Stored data
——

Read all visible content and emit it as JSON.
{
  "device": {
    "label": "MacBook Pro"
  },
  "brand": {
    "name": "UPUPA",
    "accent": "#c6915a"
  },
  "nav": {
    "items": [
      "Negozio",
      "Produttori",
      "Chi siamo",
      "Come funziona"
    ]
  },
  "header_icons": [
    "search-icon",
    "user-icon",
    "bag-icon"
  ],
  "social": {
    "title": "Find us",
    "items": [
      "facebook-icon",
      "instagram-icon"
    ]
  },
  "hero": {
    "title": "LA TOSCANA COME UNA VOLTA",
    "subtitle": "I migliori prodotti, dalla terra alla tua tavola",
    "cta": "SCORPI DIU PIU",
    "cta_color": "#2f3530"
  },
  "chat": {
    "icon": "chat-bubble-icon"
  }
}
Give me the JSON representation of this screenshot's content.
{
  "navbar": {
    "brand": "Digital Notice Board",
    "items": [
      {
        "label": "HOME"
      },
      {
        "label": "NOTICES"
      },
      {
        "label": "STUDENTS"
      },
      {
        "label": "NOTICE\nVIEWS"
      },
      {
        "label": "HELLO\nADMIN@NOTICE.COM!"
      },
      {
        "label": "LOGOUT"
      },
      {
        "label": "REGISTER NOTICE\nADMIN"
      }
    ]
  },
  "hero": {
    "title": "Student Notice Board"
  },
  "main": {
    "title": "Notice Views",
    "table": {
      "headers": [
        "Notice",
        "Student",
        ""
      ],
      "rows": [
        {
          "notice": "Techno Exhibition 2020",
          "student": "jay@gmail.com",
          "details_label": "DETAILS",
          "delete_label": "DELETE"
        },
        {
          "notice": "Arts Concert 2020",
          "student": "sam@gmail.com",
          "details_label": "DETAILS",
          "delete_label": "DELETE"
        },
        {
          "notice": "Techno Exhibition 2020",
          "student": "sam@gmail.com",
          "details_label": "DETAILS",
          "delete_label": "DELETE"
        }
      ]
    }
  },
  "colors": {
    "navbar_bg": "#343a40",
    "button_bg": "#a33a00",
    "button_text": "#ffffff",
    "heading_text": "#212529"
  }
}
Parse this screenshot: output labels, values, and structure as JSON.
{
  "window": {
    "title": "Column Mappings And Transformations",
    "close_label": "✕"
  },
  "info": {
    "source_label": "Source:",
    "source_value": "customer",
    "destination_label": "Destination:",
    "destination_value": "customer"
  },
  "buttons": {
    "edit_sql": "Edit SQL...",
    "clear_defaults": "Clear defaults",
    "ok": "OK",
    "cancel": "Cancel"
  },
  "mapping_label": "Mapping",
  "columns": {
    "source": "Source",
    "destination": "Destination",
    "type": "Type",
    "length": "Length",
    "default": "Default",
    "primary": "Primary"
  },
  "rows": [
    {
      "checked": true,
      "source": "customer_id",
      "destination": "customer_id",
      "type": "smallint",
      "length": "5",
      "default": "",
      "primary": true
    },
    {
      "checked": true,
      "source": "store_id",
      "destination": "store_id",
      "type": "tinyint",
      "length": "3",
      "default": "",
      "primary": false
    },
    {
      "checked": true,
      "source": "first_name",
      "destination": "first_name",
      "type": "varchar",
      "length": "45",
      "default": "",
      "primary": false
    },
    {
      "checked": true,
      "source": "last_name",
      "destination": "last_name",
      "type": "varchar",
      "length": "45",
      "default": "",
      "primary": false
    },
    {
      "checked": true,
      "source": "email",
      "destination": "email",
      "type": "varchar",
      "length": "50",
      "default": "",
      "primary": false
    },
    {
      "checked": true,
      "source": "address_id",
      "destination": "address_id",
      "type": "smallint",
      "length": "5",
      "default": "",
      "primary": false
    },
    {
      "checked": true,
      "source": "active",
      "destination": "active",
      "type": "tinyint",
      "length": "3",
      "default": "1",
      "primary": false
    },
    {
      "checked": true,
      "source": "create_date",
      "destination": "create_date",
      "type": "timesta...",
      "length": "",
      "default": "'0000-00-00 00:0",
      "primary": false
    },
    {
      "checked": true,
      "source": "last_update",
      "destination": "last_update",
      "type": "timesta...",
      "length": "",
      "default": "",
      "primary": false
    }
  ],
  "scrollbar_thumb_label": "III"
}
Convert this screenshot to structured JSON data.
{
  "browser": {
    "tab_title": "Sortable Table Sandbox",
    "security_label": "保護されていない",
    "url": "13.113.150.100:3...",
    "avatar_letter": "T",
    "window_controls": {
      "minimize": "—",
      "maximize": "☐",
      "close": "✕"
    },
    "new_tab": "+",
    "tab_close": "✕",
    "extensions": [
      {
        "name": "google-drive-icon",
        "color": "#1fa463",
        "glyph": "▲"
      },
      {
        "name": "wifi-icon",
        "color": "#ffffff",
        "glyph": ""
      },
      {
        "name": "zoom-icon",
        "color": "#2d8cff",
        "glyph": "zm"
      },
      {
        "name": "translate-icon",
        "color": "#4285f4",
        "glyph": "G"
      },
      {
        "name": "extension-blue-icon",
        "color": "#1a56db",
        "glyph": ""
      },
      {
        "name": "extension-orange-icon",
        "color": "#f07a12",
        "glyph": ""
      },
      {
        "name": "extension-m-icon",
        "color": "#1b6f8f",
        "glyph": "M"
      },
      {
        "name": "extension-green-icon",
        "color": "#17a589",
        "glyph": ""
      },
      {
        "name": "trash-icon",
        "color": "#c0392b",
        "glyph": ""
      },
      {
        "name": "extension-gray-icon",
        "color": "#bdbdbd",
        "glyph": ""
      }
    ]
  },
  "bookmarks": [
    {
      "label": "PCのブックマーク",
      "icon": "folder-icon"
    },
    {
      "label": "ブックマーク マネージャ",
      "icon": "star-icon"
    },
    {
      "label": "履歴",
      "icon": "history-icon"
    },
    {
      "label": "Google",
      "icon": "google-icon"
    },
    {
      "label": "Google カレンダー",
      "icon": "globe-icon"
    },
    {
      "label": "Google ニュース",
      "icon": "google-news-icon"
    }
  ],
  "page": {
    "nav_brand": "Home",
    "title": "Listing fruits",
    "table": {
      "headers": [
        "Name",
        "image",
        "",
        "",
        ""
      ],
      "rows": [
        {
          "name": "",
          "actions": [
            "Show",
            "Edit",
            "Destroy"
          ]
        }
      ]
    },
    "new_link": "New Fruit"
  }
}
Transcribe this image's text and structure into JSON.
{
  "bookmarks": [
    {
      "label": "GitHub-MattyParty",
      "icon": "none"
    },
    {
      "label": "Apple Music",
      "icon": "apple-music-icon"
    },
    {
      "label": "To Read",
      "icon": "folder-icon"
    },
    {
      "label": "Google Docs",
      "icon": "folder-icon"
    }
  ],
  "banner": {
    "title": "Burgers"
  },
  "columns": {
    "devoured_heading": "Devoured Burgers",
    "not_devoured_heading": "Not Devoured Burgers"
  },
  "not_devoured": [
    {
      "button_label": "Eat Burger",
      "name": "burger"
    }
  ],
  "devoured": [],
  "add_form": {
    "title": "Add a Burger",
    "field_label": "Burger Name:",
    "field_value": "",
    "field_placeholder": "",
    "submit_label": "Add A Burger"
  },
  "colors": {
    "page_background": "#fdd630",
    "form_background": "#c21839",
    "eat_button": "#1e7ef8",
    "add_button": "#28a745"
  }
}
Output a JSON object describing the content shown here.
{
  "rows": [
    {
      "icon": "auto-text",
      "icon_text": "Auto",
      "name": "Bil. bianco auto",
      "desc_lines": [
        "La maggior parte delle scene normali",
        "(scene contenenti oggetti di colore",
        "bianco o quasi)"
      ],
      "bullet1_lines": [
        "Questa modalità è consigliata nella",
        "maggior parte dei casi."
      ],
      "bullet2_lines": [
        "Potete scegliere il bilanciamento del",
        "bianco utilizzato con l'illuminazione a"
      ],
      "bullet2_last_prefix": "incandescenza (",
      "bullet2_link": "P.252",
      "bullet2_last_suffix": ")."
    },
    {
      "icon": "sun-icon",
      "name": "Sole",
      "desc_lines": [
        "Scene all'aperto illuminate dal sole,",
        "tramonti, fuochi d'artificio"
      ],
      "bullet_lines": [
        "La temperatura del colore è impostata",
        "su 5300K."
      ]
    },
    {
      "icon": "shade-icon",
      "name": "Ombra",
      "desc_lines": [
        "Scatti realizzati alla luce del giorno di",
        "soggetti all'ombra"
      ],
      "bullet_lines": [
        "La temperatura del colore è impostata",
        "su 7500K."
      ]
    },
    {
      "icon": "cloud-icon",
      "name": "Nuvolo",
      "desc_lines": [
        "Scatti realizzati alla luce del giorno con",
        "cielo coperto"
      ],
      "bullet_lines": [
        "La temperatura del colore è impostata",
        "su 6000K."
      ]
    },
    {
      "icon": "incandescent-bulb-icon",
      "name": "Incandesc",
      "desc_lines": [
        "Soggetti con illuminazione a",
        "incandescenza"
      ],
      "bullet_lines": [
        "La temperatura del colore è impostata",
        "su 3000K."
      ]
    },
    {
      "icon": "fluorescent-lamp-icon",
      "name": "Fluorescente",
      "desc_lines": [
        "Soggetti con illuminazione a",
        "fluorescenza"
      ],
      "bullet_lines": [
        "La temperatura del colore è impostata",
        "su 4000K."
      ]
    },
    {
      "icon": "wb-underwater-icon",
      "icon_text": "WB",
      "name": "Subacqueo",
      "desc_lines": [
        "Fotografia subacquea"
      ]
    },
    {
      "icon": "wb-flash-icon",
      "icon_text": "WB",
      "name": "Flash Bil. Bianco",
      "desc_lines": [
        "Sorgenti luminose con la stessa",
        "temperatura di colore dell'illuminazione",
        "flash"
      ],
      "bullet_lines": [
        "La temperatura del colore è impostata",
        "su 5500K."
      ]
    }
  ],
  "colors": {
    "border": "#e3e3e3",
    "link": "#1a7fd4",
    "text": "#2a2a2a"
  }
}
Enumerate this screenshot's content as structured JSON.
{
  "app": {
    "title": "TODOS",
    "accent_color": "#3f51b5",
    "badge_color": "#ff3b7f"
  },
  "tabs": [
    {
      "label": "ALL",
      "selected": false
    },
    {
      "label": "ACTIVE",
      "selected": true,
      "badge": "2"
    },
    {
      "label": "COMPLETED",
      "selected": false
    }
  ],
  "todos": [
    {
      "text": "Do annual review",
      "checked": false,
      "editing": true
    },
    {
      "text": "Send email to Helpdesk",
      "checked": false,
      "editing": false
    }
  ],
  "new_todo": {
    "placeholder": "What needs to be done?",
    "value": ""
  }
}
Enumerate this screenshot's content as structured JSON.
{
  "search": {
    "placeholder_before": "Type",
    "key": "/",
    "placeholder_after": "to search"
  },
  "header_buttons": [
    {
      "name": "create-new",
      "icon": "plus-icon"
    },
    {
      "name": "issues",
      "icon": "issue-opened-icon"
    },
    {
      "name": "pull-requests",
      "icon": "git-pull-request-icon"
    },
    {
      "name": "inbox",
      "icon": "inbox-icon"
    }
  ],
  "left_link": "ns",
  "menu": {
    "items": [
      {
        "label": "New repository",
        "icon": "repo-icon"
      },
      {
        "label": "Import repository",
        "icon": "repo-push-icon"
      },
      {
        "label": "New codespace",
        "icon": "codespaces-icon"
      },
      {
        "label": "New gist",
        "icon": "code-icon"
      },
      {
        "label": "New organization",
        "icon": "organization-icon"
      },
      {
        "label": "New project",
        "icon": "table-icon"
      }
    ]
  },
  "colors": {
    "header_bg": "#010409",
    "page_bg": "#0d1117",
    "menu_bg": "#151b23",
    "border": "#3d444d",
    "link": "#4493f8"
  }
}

——

**Written instruction:** Pull every line containing the word "image" out of the entries above.

**Result:**
        "image",
Transcribe this image's text and structure into JSON.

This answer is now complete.